● **EXERCISE DIRECTIONS**: Find every line in the records below that holds the word "color", and copy it out.

↓

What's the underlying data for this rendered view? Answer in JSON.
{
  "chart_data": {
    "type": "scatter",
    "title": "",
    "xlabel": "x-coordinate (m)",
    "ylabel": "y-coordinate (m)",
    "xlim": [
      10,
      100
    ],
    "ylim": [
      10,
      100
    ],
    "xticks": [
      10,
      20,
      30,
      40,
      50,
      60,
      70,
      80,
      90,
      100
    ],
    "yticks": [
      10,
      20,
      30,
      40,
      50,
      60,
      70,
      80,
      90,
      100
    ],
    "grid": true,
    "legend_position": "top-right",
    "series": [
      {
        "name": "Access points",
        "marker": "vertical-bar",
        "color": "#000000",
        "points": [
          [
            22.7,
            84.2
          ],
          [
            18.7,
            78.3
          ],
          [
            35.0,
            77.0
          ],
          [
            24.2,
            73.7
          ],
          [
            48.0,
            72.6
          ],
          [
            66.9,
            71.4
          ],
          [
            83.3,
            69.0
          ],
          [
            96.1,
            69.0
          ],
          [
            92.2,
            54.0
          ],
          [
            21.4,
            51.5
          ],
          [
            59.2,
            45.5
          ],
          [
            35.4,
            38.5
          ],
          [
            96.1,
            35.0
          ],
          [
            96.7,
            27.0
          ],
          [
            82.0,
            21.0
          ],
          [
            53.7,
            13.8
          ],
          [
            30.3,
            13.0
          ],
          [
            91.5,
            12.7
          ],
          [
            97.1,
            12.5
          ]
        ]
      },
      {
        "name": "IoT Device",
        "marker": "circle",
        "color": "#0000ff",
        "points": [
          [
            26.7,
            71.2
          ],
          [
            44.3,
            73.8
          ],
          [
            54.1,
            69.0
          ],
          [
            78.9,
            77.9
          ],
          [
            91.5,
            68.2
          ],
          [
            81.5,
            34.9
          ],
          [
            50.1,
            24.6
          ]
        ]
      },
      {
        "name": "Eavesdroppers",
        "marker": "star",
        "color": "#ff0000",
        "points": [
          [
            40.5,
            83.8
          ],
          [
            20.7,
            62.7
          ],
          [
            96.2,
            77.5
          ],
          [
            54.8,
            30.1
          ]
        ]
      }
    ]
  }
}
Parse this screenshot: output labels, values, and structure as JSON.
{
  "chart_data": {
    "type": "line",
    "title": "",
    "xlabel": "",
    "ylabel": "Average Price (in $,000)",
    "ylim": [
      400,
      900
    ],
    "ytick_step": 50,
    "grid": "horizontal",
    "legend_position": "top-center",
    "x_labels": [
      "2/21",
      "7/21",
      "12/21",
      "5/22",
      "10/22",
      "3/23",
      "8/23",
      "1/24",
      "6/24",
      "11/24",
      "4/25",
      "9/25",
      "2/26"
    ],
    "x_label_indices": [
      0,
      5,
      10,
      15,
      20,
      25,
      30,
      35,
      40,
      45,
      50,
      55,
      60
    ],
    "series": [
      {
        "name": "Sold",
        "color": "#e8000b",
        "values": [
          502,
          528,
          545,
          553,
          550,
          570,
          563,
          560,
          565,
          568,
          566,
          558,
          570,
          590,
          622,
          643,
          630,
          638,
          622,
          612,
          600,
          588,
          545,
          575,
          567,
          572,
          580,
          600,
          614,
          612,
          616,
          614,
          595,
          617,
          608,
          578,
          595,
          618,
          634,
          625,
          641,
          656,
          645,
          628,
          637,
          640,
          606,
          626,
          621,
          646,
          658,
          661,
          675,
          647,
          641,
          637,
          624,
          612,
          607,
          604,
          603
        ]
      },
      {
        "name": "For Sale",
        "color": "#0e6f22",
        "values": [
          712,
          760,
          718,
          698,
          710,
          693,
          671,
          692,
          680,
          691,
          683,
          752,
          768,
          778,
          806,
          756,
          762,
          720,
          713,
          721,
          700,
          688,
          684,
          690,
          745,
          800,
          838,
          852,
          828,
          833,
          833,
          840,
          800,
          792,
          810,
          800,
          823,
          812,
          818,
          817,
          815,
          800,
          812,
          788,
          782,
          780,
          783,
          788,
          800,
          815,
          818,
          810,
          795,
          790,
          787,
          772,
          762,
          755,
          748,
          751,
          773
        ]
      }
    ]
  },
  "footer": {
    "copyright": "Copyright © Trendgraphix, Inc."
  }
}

↑

● **RIGHT ANSWER**:
        "color": "#000000",
        "color": "#0000ff",
        "color": "#ff0000",
        "color": "#e8000b",
        "color": "#0e6f22",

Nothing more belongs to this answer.